Brief
Look through the data below. Pick out the lines holding the string "sentences".

Provided records

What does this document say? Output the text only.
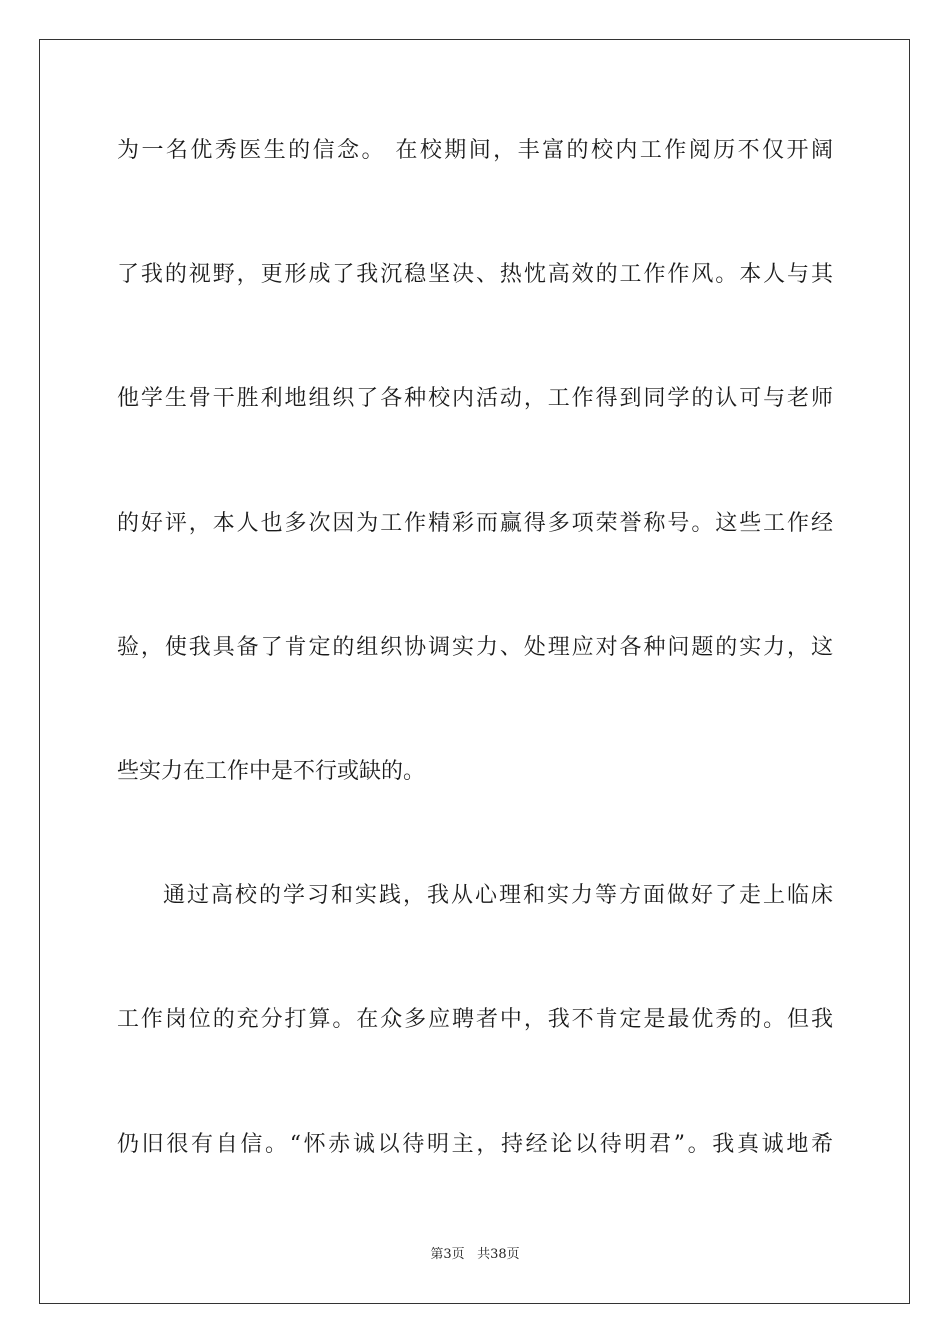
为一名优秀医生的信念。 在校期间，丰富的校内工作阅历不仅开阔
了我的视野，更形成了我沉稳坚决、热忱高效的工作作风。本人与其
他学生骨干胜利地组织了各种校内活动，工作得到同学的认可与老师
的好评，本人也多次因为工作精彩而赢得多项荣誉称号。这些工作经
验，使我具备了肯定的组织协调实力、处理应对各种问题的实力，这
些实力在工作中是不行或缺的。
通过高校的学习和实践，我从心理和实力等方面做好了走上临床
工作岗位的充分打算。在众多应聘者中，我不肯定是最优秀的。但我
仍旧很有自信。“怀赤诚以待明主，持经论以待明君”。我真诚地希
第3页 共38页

* * *

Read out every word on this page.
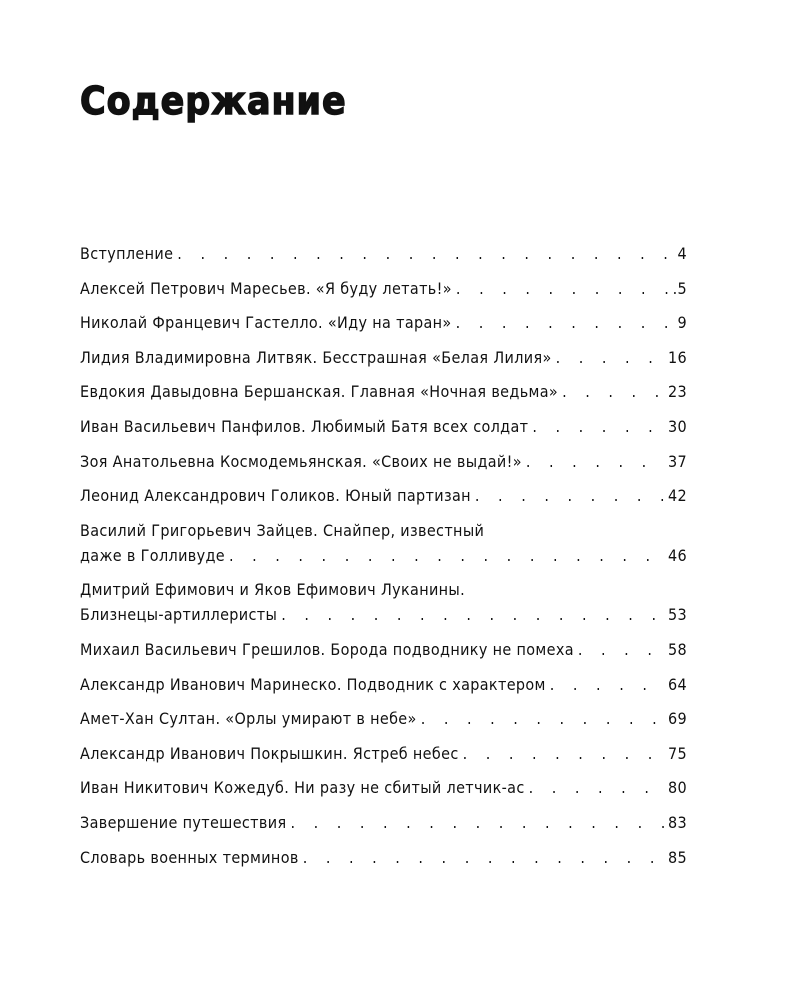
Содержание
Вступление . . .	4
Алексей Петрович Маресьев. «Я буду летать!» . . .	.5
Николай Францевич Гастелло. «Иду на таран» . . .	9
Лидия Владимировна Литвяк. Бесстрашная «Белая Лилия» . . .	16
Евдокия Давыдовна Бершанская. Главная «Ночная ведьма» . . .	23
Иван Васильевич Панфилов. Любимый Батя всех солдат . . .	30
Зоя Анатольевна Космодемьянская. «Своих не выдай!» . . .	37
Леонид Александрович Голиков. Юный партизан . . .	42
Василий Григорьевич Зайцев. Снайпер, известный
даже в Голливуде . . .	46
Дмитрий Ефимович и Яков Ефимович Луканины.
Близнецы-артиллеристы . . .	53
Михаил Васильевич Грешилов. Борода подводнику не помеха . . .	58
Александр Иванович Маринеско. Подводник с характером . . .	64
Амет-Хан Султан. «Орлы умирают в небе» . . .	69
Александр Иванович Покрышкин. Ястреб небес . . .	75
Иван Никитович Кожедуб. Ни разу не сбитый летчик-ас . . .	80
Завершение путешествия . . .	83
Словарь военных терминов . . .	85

---

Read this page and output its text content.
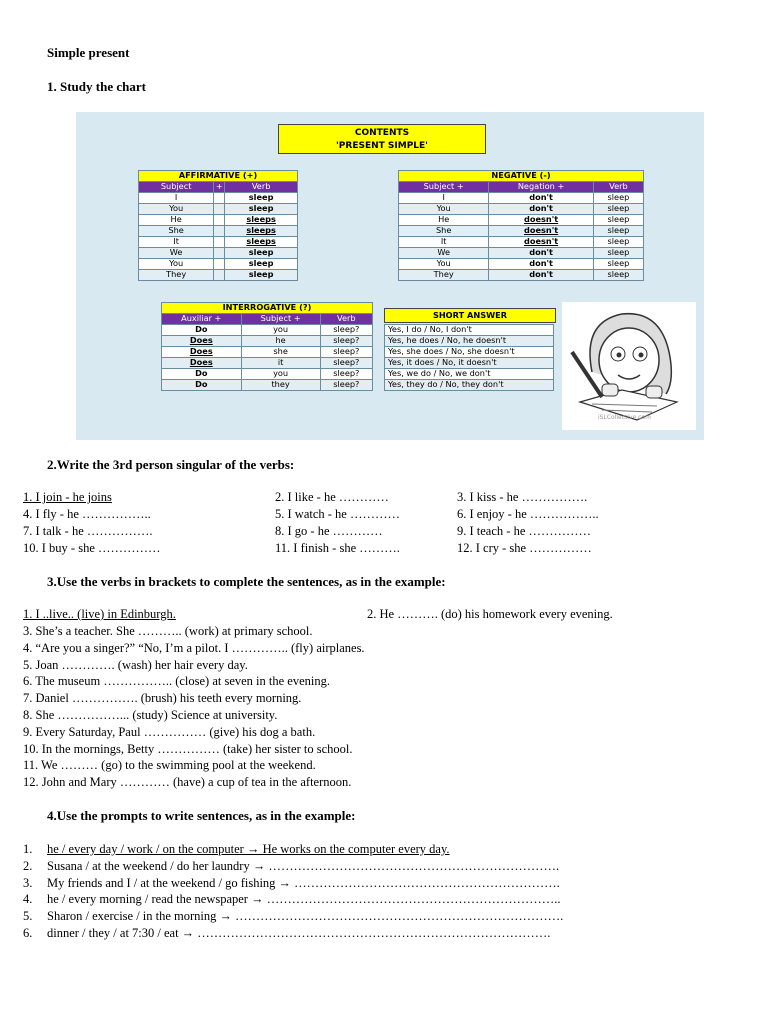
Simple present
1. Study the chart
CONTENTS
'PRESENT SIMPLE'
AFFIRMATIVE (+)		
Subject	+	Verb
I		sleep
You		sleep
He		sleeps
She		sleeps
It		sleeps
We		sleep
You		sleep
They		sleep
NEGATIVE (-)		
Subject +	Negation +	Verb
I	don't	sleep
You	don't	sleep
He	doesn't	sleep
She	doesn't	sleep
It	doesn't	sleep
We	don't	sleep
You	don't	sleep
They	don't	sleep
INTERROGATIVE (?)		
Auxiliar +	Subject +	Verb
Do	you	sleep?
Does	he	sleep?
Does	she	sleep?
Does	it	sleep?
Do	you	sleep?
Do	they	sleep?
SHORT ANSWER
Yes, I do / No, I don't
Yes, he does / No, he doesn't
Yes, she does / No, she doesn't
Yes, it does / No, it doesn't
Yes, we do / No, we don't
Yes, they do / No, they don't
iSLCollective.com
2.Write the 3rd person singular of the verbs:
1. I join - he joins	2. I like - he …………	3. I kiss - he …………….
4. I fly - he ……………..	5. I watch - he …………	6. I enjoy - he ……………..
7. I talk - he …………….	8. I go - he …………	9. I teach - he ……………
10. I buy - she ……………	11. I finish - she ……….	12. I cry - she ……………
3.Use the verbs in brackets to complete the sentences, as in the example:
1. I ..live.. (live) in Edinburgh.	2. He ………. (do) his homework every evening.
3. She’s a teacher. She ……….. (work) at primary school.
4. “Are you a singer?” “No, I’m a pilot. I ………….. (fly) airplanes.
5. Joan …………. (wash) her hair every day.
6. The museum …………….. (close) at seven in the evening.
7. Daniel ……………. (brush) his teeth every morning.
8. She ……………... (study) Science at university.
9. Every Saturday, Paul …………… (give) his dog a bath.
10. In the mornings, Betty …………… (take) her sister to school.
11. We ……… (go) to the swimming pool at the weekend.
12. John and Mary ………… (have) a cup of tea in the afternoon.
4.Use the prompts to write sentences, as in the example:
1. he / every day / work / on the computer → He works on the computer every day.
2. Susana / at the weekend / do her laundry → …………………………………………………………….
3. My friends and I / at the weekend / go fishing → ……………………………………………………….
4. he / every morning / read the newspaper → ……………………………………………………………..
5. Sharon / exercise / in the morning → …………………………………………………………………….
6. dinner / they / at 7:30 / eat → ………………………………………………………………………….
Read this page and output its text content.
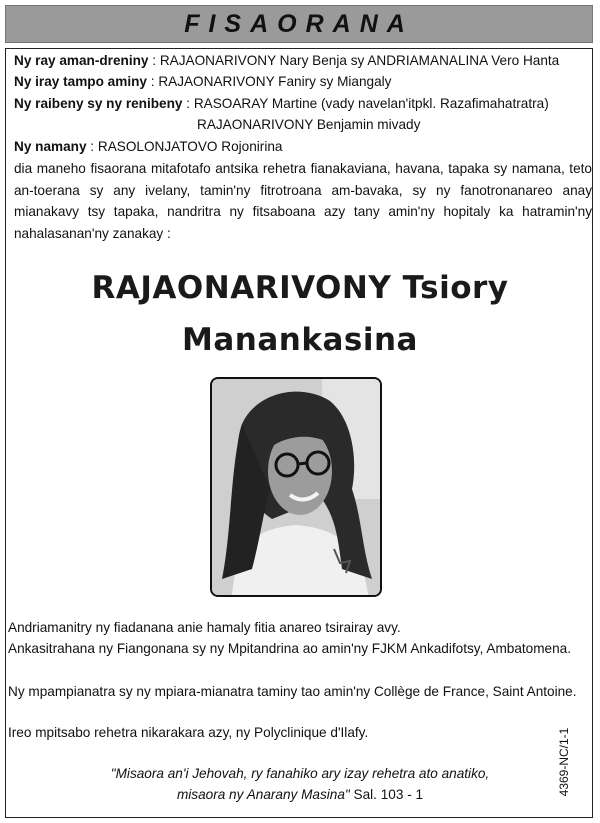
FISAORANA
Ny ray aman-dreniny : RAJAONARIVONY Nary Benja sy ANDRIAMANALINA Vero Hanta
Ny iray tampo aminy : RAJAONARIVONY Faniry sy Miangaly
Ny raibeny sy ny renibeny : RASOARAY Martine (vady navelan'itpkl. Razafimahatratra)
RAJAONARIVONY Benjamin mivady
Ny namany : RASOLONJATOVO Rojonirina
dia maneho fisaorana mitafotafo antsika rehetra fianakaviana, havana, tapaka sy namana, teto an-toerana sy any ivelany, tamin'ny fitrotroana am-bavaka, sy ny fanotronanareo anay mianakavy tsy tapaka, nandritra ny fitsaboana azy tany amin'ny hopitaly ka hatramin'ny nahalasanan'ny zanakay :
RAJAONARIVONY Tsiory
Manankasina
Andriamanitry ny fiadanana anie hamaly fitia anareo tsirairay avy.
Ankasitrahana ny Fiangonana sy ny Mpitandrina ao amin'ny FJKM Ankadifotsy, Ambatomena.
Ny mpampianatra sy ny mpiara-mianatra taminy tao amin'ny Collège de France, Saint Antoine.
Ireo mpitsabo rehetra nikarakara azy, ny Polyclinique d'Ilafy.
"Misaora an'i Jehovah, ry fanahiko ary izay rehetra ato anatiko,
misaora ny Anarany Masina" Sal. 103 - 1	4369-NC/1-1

Response for this exercise
3.Use the verbs in brackets to complete the sentences, as in the example:
4.Use the prompts to write sentences, as in the example:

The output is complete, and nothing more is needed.